▶ [Problem requirements]
Reproduce the entries below word for word, beginning at their very first line and stopping after the line that contains "Text: O: O [85, 112, 93, 122]", with both of those lines included.

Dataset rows

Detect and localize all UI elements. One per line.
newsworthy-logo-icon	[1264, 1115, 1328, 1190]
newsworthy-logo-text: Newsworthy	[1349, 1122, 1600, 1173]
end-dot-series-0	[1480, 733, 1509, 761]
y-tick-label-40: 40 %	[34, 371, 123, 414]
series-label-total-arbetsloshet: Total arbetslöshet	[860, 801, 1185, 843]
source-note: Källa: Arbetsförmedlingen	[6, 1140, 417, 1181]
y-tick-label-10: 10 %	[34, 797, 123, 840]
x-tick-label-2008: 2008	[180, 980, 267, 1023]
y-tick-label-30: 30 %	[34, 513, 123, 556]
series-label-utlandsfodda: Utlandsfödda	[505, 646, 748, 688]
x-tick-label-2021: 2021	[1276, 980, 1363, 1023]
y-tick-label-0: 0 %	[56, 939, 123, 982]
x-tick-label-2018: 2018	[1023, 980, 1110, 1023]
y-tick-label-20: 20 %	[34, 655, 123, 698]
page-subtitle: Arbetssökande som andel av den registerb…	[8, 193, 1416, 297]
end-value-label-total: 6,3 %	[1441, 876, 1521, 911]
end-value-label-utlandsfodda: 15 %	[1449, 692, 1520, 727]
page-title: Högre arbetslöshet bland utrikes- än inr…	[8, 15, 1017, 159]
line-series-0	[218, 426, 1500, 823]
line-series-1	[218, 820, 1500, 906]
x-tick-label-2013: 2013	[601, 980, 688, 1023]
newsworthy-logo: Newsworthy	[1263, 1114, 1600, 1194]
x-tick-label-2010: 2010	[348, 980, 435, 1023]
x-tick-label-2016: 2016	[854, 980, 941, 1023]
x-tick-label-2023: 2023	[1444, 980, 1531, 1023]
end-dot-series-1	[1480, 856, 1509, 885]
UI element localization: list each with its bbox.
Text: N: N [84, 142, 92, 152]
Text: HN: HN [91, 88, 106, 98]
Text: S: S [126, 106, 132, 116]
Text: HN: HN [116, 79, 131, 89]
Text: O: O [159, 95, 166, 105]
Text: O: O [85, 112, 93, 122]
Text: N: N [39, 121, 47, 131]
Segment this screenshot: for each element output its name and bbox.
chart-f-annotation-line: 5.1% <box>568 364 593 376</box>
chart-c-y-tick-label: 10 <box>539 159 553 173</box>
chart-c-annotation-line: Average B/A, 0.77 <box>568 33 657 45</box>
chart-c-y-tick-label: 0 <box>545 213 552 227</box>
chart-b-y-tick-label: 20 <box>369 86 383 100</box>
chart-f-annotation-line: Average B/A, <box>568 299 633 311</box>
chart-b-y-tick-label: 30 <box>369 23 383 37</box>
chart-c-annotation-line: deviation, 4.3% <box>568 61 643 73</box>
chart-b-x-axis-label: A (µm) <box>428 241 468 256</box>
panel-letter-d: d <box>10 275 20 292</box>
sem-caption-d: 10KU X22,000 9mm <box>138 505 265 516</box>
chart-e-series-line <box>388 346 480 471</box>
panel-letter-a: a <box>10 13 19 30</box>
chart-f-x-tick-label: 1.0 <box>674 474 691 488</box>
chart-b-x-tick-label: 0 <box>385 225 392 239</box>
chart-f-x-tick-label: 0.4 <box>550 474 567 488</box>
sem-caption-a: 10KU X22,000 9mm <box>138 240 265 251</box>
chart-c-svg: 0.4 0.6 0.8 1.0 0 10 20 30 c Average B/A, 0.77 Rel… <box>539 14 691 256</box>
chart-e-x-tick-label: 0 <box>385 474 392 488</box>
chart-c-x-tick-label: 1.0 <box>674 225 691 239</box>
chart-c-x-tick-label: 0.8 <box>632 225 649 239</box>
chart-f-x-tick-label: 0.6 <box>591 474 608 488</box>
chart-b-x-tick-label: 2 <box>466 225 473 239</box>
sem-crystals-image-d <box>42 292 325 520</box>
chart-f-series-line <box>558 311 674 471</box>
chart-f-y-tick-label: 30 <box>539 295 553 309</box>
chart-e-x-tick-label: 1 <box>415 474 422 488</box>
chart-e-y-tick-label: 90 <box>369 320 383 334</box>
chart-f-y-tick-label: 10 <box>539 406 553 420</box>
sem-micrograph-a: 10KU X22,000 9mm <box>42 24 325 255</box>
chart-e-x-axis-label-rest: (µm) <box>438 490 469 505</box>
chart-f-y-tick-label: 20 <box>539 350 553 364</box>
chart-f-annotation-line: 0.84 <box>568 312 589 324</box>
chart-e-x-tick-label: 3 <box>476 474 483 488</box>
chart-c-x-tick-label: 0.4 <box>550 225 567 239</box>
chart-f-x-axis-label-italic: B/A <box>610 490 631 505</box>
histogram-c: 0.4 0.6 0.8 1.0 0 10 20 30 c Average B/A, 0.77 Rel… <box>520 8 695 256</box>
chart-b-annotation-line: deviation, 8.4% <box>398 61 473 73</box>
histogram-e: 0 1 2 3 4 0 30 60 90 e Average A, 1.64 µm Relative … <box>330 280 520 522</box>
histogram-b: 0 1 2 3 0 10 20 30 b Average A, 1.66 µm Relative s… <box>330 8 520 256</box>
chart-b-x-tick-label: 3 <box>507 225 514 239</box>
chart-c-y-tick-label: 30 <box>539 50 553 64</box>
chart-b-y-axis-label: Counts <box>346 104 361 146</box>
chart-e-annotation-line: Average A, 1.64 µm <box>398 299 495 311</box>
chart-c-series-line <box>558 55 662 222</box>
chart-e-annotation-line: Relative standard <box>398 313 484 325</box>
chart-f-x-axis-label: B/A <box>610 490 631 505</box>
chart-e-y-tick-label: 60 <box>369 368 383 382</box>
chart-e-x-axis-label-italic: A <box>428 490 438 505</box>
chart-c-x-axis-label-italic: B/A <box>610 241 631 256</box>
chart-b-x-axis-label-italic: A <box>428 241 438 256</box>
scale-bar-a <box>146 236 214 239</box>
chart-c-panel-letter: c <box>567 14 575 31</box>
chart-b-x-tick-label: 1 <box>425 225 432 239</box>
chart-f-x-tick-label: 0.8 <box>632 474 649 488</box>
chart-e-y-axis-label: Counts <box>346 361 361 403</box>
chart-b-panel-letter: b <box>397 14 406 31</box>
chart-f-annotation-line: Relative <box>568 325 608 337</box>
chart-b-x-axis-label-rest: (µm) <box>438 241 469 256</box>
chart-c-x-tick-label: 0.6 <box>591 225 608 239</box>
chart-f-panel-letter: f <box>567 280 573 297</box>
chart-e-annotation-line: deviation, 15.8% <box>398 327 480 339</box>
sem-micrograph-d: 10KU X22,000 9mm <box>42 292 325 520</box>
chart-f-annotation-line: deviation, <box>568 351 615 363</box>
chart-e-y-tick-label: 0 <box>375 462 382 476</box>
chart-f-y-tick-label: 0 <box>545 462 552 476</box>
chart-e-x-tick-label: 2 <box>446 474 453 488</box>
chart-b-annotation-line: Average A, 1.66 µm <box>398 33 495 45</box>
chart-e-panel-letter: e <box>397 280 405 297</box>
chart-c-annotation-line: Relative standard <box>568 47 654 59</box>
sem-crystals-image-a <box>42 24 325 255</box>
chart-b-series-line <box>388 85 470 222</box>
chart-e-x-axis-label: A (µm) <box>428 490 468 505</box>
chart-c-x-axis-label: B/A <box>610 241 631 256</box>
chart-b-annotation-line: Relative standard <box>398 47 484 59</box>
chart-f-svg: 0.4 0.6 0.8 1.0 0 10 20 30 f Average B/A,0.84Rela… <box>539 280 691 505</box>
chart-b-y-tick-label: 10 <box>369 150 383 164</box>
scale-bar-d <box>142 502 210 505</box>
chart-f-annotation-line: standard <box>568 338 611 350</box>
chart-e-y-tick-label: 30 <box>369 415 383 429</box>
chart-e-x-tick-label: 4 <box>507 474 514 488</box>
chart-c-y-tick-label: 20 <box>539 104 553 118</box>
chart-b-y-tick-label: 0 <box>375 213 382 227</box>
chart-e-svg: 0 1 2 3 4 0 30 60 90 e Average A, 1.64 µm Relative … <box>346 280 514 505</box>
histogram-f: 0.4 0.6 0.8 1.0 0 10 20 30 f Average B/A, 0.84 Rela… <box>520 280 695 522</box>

▶ [In response]
Detect and localize all UI elements. One per line.
newsworthy-logo-icon	[1264, 1115, 1328, 1190]
newsworthy-logo-text: Newsworthy	[1349, 1122, 1600, 1173]
end-dot-series-0	[1480, 733, 1509, 761]
y-tick-label-40: 40 %	[34, 371, 123, 414]
series-label-total-arbetsloshet: Total arbetslöshet	[860, 801, 1185, 843]
source-note: Källa: Arbetsförmedlingen	[6, 1140, 417, 1181]
y-tick-label-10: 10 %	[34, 797, 123, 840]
x-tick-label-2008: 2008	[180, 980, 267, 1023]
y-tick-label-30: 30 %	[34, 513, 123, 556]
series-label-utlandsfodda: Utlandsfödda	[505, 646, 748, 688]
x-tick-label-2021: 2021	[1276, 980, 1363, 1023]
y-tick-label-0: 0 %	[56, 939, 123, 982]
x-tick-label-2018: 2018	[1023, 980, 1110, 1023]
y-tick-label-20: 20 %	[34, 655, 123, 698]
page-subtitle: Arbetssökande som andel av den registerb…	[8, 193, 1416, 297]
end-value-label-total: 6,3 %	[1441, 876, 1521, 911]
end-value-label-utlandsfodda: 15 %	[1449, 692, 1520, 727]
page-title: Högre arbetslöshet bland utrikes- än inr…	[8, 15, 1017, 159]
line-series-0	[218, 426, 1500, 823]
line-series-1	[218, 820, 1500, 906]
x-tick-label-2013: 2013	[601, 980, 688, 1023]
newsworthy-logo: Newsworthy	[1263, 1114, 1600, 1194]
x-tick-label-2010: 2010	[348, 980, 435, 1023]
x-tick-label-2016: 2016	[854, 980, 941, 1023]
x-tick-label-2023: 2023	[1444, 980, 1531, 1023]
end-dot-series-1	[1480, 856, 1509, 885]
UI element localization: list each with its bbox.
Text: N: N [84, 142, 92, 152]
Text: HN: HN [91, 88, 106, 98]
Text: S: S [126, 106, 132, 116]
Text: HN: HN [116, 79, 131, 89]
Text: O: O [159, 95, 166, 105]
Text: O: O [85, 112, 93, 122]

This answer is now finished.